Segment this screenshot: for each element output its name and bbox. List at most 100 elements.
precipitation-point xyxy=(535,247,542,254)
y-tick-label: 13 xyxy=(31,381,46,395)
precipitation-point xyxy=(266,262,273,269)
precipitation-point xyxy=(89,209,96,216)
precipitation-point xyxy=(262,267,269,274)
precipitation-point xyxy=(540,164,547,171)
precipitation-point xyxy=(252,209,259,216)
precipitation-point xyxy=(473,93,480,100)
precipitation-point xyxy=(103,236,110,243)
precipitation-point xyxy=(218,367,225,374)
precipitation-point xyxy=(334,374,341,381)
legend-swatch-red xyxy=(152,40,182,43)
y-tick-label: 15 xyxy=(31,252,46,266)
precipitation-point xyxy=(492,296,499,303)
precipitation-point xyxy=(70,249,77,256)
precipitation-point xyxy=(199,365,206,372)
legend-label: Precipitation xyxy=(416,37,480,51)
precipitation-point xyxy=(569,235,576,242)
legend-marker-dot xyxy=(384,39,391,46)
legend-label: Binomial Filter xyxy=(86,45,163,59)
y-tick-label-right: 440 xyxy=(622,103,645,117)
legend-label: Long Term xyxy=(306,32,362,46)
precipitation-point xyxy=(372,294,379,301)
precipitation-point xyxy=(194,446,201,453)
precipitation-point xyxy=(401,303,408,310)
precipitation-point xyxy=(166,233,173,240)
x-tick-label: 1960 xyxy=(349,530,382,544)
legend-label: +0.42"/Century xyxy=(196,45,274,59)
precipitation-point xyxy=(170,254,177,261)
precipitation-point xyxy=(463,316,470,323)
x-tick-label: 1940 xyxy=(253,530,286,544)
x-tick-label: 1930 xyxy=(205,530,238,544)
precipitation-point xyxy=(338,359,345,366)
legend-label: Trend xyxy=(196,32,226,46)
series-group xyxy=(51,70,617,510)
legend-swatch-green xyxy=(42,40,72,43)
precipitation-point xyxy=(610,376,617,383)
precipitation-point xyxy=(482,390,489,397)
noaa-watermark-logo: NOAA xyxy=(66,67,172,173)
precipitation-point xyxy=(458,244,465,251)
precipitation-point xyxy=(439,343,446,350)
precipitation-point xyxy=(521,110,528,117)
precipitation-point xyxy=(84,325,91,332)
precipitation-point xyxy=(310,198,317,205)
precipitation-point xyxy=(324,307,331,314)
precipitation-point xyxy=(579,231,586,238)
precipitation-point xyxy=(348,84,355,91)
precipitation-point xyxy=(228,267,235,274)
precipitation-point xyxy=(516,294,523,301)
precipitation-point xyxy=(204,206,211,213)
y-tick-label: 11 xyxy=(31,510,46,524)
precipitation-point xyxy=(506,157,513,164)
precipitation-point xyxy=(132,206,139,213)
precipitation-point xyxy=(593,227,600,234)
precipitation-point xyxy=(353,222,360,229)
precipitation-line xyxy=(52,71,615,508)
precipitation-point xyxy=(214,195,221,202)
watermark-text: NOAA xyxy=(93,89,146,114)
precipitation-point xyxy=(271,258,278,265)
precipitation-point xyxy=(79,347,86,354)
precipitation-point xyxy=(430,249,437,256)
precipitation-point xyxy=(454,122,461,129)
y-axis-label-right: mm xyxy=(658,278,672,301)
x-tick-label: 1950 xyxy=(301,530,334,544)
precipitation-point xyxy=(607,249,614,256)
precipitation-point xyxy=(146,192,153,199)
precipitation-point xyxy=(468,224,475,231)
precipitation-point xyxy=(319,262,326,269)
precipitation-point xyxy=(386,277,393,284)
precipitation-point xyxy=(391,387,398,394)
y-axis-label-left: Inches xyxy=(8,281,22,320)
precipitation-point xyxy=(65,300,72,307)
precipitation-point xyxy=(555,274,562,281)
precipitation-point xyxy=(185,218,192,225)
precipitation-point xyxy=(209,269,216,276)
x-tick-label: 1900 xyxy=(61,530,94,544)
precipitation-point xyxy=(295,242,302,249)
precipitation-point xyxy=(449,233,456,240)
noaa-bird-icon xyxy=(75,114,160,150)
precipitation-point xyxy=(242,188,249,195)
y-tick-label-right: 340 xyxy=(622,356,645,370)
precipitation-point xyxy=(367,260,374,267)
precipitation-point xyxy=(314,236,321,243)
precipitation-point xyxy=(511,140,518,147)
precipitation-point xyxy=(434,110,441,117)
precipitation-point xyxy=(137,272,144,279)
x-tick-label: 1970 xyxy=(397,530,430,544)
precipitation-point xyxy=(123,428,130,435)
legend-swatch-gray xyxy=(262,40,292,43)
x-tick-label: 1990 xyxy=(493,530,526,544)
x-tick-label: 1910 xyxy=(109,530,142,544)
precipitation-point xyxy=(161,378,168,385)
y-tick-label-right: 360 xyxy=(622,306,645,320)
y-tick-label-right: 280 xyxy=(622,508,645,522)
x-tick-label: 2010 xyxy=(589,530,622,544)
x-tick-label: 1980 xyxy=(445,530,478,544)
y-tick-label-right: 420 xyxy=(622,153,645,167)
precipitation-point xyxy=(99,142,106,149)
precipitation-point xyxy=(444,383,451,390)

○ ○ ○

→ **WHAT YOU WILL DO**: Write out every line of the records above as a numbered list, skipping any blank lines.

→ **WRITTEN REPLY**:
1. Segment this screenshot: for each element output its name and bbox. List at most 100 elements.
2. precipitation-point xyxy=(535,247,542,254)
3. y-tick-label: 13 xyxy=(31,381,46,395)
4. precipitation-point xyxy=(266,262,273,269)
5. precipitation-point xyxy=(89,209,96,216)
6. precipitation-point xyxy=(262,267,269,274)
7. precipitation-point xyxy=(540,164,547,171)
8. precipitation-point xyxy=(252,209,259,216)
9. precipitation-point xyxy=(473,93,480,100)
10. precipitation-point xyxy=(103,236,110,243)
11. precipitation-point xyxy=(218,367,225,374)
12. precipitation-point xyxy=(334,374,341,381)
13. legend-swatch-red xyxy=(152,40,182,43)
14. y-tick-label: 15 xyxy=(31,252,46,266)
15. precipitation-point xyxy=(492,296,499,303)
16. precipitation-point xyxy=(70,249,77,256)
17. precipitation-point xyxy=(199,365,206,372)
18. legend-label: Precipitation xyxy=(416,37,480,51)
19. precipitation-point xyxy=(569,235,576,242)
20. legend-marker-dot xyxy=(384,39,391,46)
21. legend-label: Binomial Filter xyxy=(86,45,163,59)
22. y-tick-label-right: 440 xyxy=(622,103,645,117)
23. legend-label: Long Term xyxy=(306,32,362,46)
24. precipitation-point xyxy=(372,294,379,301)
25. precipitation-point xyxy=(194,446,201,453)
26. precipitation-point xyxy=(401,303,408,310)
27. precipitation-point xyxy=(166,233,173,240)
28. x-tick-label: 1960 xyxy=(349,530,382,544)
29. legend-label: +0.42"/Century xyxy=(196,45,274,59)
30. precipitation-point xyxy=(170,254,177,261)
31. precipitation-point xyxy=(463,316,470,323)
32. x-tick-label: 1940 xyxy=(253,530,286,544)
33. x-tick-label: 1930 xyxy=(205,530,238,544)
34. precipitation-point xyxy=(338,359,345,366)
35. legend-label: Trend xyxy=(196,32,226,46)
36. series-group xyxy=(51,70,617,510)
37. legend-swatch-green xyxy=(42,40,72,43)
38. precipitation-point xyxy=(610,376,617,383)
39. precipitation-point xyxy=(482,390,489,397)
40. noaa-watermark-logo: NOAA xyxy=(66,67,172,173)
41. precipitation-point xyxy=(458,244,465,251)
42. precipitation-point xyxy=(439,343,446,350)
43. precipitation-point xyxy=(521,110,528,117)
44. precipitation-point xyxy=(84,325,91,332)
45. precipitation-point xyxy=(310,198,317,205)
46. precipitation-point xyxy=(324,307,331,314)
47. precipitation-point xyxy=(579,231,586,238)
48. precipitation-point xyxy=(348,84,355,91)
49. precipitation-point xyxy=(228,267,235,274)
50. precipitation-point xyxy=(516,294,523,301)
51. precipitation-point xyxy=(204,206,211,213)
52. y-tick-label: 11 xyxy=(31,510,46,524)
53. precipitation-point xyxy=(506,157,513,164)
54. precipitation-point xyxy=(132,206,139,213)
55. precipitation-point xyxy=(593,227,600,234)
56. precipitation-point xyxy=(353,222,360,229)
57. precipitation-line xyxy=(52,71,615,508)
58. precipitation-point xyxy=(214,195,221,202)
59. watermark-text: NOAA xyxy=(93,89,146,114)
60. precipitation-point xyxy=(271,258,278,265)
61. precipitation-point xyxy=(79,347,86,354)
62. precipitation-point xyxy=(430,249,437,256)
63. precipitation-point xyxy=(454,122,461,129)
64. y-axis-label-right: mm xyxy=(658,278,672,301)
65. x-tick-label: 1950 xyxy=(301,530,334,544)
66. precipitation-point xyxy=(607,249,614,256)
67. precipitation-point xyxy=(146,192,153,199)
68. precipitation-point xyxy=(468,224,475,231)
69. precipitation-point xyxy=(319,262,326,269)
70. precipitation-point xyxy=(386,277,393,284)
71. precipitation-point xyxy=(391,387,398,394)
72. y-axis-label-left: Inches xyxy=(8,281,22,320)
73. precipitation-point xyxy=(65,300,72,307)
74. precipitation-point xyxy=(555,274,562,281)
75. precipitation-point xyxy=(185,218,192,225)
76. precipitation-point xyxy=(209,269,216,276)
77. x-tick-label: 1900 xyxy=(61,530,94,544)
78. precipitation-point xyxy=(295,242,302,249)
79. precipitation-point xyxy=(449,233,456,240)
80. noaa-bird-icon xyxy=(75,114,160,150)
81. precipitation-point xyxy=(242,188,249,195)
82. y-tick-label-right: 340 xyxy=(622,356,645,370)
83. precipitation-point xyxy=(367,260,374,267)
84. precipitation-point xyxy=(314,236,321,243)
85. precipitation-point xyxy=(511,140,518,147)
86. precipitation-point xyxy=(434,110,441,117)
87. precipitation-point xyxy=(137,272,144,279)
88. x-tick-label: 1970 xyxy=(397,530,430,544)
89. precipitation-point xyxy=(123,428,130,435)
90. legend-swatch-gray xyxy=(262,40,292,43)
91. x-tick-label: 1990 xyxy=(493,530,526,544)
92. x-tick-label: 1910 xyxy=(109,530,142,544)
93. precipitation-point xyxy=(161,378,168,385)
94. y-tick-label-right: 360 xyxy=(622,306,645,320)
95. y-tick-label-right: 280 xyxy=(622,508,645,522)
96. x-tick-label: 2010 xyxy=(589,530,622,544)
97. x-tick-label: 1980 xyxy=(445,530,478,544)
98. y-tick-label-right: 420 xyxy=(622,153,645,167)
99. precipitation-point xyxy=(99,142,106,149)
100. precipitation-point xyxy=(444,383,451,390)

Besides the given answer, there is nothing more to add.